--- OBJECTIVE ---
Return every line of the data below verbatim, with no changes, omissions, or additions.

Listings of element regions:
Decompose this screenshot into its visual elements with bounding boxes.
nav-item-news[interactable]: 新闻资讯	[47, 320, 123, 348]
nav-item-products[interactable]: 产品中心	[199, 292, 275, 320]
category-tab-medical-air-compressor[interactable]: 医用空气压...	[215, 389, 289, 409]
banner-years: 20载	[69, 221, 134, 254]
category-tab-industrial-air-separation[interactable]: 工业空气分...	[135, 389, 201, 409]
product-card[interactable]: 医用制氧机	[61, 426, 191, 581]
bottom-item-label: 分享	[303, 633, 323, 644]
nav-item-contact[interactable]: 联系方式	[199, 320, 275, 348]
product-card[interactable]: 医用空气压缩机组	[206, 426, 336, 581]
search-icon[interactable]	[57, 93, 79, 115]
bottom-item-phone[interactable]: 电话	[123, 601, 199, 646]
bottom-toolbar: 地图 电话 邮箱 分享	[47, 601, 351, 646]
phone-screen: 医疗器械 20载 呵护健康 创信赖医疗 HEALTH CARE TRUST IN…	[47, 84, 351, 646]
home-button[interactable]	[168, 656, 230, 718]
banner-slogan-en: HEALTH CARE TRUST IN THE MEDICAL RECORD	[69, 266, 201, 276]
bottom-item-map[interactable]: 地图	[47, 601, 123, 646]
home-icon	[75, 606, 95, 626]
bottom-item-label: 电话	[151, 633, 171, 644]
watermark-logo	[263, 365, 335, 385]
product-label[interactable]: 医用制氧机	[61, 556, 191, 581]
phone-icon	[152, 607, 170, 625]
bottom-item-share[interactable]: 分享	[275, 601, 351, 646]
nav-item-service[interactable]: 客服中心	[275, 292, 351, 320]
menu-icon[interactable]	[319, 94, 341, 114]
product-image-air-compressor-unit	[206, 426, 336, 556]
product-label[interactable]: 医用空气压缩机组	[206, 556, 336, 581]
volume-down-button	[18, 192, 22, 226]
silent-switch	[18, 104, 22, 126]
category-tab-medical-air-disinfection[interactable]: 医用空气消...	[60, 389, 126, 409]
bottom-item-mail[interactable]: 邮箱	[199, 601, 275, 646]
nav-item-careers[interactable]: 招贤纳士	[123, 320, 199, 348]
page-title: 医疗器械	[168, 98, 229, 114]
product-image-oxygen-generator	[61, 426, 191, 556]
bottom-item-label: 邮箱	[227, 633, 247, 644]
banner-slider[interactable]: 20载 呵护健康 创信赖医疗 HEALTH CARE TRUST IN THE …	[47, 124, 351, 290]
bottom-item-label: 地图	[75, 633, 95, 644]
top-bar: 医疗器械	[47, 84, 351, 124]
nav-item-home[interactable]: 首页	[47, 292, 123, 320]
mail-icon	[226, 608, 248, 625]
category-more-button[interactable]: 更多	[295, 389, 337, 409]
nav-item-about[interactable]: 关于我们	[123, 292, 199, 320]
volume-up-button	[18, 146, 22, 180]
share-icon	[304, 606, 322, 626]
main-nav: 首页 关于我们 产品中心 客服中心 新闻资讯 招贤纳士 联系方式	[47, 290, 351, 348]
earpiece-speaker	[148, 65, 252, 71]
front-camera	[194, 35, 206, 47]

--- CORRECT OUTPUT ---
Decompose this screenshot into its visual elements with bounding boxes.
nav-item-news[interactable]: 新闻资讯	[47, 320, 123, 348]
nav-item-products[interactable]: 产品中心	[199, 292, 275, 320]
category-tab-medical-air-compressor[interactable]: 医用空气压...	[215, 389, 289, 409]
banner-years: 20载	[69, 221, 134, 254]
category-tab-industrial-air-separation[interactable]: 工业空气分...	[135, 389, 201, 409]
product-card[interactable]: 医用制氧机	[61, 426, 191, 581]
bottom-item-label: 分享	[303, 633, 323, 644]
nav-item-contact[interactable]: 联系方式	[199, 320, 275, 348]
product-card[interactable]: 医用空气压缩机组	[206, 426, 336, 581]
search-icon[interactable]	[57, 93, 79, 115]
bottom-item-phone[interactable]: 电话	[123, 601, 199, 646]
bottom-toolbar: 地图 电话 邮箱 分享	[47, 601, 351, 646]
phone-screen: 医疗器械 20载 呵护健康 创信赖医疗 HEALTH CARE TRUST IN…	[47, 84, 351, 646]
home-button[interactable]	[168, 656, 230, 718]
banner-slogan-en: HEALTH CARE TRUST IN THE MEDICAL RECORD	[69, 266, 201, 276]
bottom-item-map[interactable]: 地图	[47, 601, 123, 646]
home-icon	[75, 606, 95, 626]
bottom-item-label: 电话	[151, 633, 171, 644]
watermark-logo	[263, 365, 335, 385]
product-label[interactable]: 医用制氧机	[61, 556, 191, 581]
phone-icon	[152, 607, 170, 625]
bottom-item-share[interactable]: 分享	[275, 601, 351, 646]
nav-item-service[interactable]: 客服中心	[275, 292, 351, 320]
menu-icon[interactable]	[319, 94, 341, 114]
product-image-air-compressor-unit	[206, 426, 336, 556]
product-label[interactable]: 医用空气压缩机组	[206, 556, 336, 581]
volume-down-button	[18, 192, 22, 226]
silent-switch	[18, 104, 22, 126]
category-tab-medical-air-disinfection[interactable]: 医用空气消...	[60, 389, 126, 409]
bottom-item-mail[interactable]: 邮箱	[199, 601, 275, 646]
nav-item-careers[interactable]: 招贤纳士	[123, 320, 199, 348]
page-title: 医疗器械	[168, 98, 229, 114]
product-image-oxygen-generator	[61, 426, 191, 556]
bottom-item-label: 邮箱	[227, 633, 247, 644]
banner-slider[interactable]: 20载 呵护健康 创信赖医疗 HEALTH CARE TRUST IN THE …	[47, 124, 351, 290]
bottom-item-label: 地图	[75, 633, 95, 644]
top-bar: 医疗器械	[47, 84, 351, 124]
nav-item-home[interactable]: 首页	[47, 292, 123, 320]
mail-icon	[226, 608, 248, 625]
category-more-button[interactable]: 更多	[295, 389, 337, 409]
nav-item-about[interactable]: 关于我们	[123, 292, 199, 320]
volume-up-button	[18, 146, 22, 180]
share-icon	[304, 606, 322, 626]
main-nav: 首页 关于我们 产品中心 客服中心 新闻资讯 招贤纳士 联系方式	[47, 290, 351, 348]
earpiece-speaker	[148, 65, 252, 71]
front-camera	[194, 35, 206, 47]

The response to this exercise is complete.